[[ Extract to read open ]]
House debates
Monday, 24 November 2025
Motions
Aged Care
5:41 pm
David Batt (Hinkler, Liberal National Party) Share this | Hansard source
I rise to support the motion moved by the member for Nicholls, noting the government's failure to deliver adequate aged-care beds, with an annual shortfall of more than 9,000 beds.
I serve the community with the second-highest number of people aged over 65 in Australia. I also represent the community with the highest number of people living with long-term health conditions. In my electorate of Hinkler, the aged-care crisis is real. Resort-style living for over 50s is booming, and this simply emphasises the desperate need for real action now to address a critical shortfall of aged-care beds. The demand for beds is dangerously high, and it is rising. Aged-care facilities that have applied for extra beds are being knocked back. Dementia patients are taking up public hospital beds while waiting for permanent aged-care spaces. Hinkler is losing our elderly, who are being forced to relocate out of their hometowns, away from family, away from friends and away from their community, because they can't find a local aged-care bed.
[[ Extract to read closed ]]
◆ **Assigned task A**:
According to the aged care speech, how large is the annual shortfall of aged-care beds?
◆ **Assigned task B**:
Duplicate the part of the aged care speech starting at "I serve the" and ending at "local aged-care bed.".
[[ Study material open ]]
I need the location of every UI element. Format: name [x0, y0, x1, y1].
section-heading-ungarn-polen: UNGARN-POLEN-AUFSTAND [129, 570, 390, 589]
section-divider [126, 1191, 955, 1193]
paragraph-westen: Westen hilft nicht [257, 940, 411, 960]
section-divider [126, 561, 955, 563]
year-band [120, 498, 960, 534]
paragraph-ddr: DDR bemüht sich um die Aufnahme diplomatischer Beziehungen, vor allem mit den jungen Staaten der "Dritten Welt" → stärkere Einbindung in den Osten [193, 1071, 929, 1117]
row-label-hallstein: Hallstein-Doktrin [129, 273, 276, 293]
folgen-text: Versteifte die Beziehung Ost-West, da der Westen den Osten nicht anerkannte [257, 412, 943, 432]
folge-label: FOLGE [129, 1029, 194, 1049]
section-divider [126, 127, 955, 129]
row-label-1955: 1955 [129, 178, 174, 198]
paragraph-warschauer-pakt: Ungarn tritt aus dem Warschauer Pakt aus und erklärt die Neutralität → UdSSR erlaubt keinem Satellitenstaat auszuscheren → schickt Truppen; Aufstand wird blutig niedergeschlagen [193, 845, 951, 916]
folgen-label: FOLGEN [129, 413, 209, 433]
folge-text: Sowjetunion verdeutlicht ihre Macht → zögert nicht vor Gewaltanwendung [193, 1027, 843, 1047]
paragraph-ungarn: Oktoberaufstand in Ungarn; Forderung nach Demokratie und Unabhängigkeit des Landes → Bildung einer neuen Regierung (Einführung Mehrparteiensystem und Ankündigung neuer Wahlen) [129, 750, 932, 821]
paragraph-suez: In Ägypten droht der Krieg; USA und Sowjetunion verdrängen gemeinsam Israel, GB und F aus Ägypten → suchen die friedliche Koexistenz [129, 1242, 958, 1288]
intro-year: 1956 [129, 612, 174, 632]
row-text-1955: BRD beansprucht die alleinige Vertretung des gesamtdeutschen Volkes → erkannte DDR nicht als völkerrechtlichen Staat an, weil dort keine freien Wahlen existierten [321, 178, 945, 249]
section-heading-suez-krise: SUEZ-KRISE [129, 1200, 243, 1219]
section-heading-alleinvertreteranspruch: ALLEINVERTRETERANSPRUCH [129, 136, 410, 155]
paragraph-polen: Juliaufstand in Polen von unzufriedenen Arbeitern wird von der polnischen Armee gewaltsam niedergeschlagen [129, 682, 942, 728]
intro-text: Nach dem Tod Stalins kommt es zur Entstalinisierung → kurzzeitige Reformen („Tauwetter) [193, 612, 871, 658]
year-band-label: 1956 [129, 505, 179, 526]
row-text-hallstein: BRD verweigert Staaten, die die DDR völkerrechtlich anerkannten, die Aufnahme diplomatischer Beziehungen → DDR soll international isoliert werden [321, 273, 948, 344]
[[ Study material closed ]]
◆ **Answer space A**:
More than 9,000 beds.

◆ **Answer space B**:
I serve the community with the second-highest number of people aged over 65 in Australia. I also represent the community with the highest number of people living with long-term health conditions. In my electorate of Hinkler, the aged-care crisis is real. Resort-style living for over 50s is booming, and this simply emphasises the desperate need for real action now to address a critical shortfall of aged-care beds. The demand for beds is dangerously high, and it is rising. Aged-care facilities that have applied for extra beds are being knocked back. Dementia patients are taking up public hospital beds while waiting for permanent aged-care spaces. Hinkler is losing our elderly, who are being forced to relocate out of their hometowns, away from family, away from friends and away from their community, because they can't find a local aged-care bed.